▶ _Direction_:
Scan the records for the string "Output"; copy each line where it occurs.

Rows from a dataset:
Start
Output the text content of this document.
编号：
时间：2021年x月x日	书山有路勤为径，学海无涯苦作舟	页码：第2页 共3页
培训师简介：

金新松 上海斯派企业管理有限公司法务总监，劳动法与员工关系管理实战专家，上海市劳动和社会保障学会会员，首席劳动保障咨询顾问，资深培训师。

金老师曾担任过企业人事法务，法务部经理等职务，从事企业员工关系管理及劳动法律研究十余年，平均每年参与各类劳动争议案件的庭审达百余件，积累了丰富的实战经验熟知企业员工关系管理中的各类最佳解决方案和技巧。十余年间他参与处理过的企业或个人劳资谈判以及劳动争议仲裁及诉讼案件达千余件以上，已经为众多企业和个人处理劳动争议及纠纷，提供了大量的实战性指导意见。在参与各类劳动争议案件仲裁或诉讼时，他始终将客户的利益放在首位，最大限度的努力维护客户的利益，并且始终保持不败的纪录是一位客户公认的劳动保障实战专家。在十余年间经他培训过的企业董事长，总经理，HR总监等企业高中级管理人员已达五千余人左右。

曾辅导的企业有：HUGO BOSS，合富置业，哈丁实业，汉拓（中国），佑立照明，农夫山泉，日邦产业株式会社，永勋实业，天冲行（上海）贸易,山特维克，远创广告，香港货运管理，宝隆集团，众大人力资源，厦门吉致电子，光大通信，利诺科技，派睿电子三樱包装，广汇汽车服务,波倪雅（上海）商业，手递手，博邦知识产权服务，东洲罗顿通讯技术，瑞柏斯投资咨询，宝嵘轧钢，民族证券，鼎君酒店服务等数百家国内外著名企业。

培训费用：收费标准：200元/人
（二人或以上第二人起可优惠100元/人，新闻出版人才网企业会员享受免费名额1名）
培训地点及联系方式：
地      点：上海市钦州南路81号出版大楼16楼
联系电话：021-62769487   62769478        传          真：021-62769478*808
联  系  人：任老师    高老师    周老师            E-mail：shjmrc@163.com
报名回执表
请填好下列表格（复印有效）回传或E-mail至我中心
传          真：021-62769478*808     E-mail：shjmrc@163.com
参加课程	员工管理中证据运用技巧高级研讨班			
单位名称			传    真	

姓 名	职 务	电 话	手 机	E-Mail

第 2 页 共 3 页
End
Start
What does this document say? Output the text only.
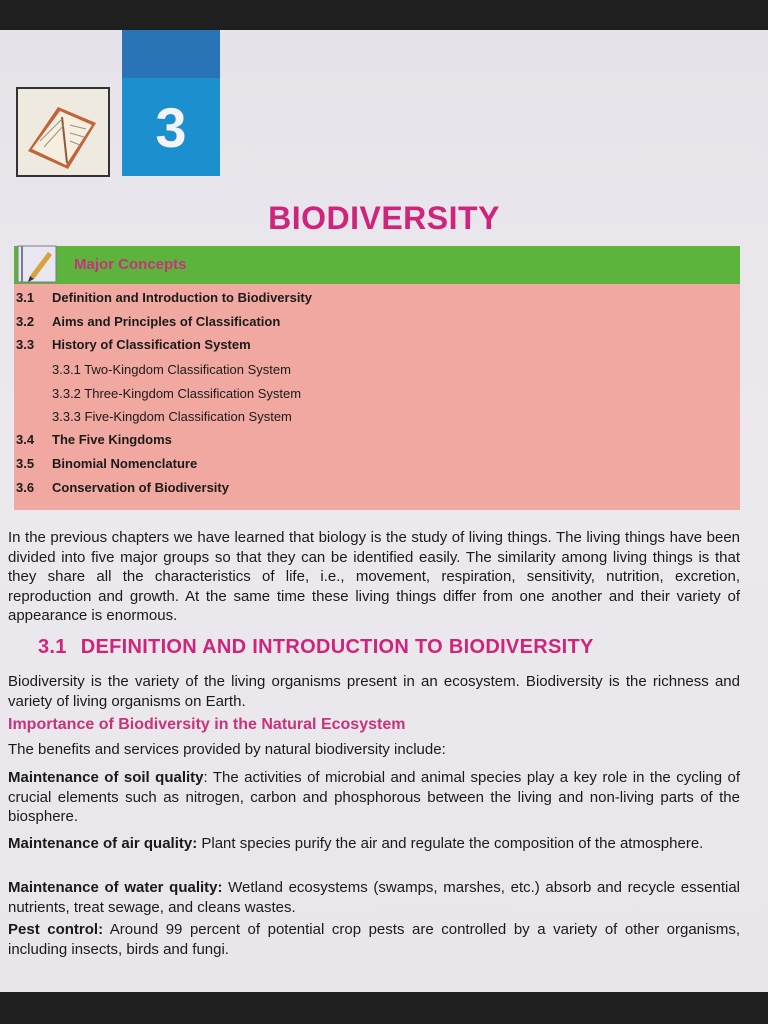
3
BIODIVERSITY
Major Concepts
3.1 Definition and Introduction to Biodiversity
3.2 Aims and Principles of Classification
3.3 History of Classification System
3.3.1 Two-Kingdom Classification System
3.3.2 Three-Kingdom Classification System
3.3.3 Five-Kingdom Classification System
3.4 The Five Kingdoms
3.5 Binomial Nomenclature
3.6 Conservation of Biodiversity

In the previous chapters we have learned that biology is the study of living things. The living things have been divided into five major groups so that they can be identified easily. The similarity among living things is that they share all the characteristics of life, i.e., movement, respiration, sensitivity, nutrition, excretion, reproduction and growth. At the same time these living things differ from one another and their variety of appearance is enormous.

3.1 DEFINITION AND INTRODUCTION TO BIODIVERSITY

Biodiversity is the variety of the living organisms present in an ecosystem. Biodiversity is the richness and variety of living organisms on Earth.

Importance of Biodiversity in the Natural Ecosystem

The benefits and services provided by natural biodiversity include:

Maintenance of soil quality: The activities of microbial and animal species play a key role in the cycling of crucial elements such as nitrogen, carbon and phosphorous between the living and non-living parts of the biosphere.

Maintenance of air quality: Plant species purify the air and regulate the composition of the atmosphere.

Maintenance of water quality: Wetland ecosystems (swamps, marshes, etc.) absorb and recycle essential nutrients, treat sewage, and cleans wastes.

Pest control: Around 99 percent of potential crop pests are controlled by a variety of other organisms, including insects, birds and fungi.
End
▶ _Worked answer_:
Output the text content of this document.
What does this document say? Output the text only.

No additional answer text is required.